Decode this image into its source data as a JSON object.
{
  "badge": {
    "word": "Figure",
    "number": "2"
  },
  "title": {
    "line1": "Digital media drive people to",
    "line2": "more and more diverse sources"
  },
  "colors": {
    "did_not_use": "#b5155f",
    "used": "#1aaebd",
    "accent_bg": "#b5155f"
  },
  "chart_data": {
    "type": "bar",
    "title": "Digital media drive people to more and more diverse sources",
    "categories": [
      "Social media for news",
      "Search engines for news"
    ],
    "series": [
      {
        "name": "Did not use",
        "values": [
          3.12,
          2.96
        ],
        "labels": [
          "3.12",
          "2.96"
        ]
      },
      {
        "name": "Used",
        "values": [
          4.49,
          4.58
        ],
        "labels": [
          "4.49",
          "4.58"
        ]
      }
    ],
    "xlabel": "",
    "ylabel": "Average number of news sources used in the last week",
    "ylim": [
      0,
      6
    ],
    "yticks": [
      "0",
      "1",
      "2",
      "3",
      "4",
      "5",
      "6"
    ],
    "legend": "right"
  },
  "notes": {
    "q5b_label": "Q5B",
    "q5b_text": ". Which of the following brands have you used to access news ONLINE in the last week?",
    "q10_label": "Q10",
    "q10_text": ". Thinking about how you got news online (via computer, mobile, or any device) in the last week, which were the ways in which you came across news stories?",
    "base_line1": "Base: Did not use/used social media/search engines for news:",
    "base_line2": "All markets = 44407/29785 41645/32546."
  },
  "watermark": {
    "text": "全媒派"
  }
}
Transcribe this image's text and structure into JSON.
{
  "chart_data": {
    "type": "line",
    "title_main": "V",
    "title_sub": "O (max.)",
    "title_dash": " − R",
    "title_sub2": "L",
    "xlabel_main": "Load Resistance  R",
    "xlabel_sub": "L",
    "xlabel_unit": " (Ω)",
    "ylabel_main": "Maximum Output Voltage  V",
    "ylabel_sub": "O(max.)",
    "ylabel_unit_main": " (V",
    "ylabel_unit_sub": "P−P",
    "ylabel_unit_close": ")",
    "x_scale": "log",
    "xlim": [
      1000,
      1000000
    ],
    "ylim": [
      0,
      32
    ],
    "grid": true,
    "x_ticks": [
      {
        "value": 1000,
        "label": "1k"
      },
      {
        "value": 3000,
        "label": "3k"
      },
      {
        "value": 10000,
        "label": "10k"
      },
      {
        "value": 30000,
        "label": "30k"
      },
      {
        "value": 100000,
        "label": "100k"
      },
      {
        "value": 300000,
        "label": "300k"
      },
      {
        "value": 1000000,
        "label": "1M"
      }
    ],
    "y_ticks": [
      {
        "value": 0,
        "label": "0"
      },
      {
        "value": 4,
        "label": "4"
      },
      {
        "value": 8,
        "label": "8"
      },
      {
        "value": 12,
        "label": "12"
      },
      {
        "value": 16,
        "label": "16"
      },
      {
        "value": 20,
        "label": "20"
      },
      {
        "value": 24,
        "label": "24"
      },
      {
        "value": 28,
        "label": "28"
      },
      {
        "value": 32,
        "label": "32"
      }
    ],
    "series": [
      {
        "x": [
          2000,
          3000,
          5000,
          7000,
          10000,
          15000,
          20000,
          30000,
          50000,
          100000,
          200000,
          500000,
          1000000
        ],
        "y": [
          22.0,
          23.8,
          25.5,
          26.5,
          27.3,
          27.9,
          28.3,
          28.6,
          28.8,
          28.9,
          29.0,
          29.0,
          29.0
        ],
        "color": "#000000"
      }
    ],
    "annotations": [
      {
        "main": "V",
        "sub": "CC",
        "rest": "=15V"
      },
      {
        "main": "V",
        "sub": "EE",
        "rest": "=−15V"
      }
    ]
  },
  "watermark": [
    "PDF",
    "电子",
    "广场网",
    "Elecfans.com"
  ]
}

_Exercise details_: Give only the number of lines in the preceding material that contain the string "engines".

_Solution for this problem_: 2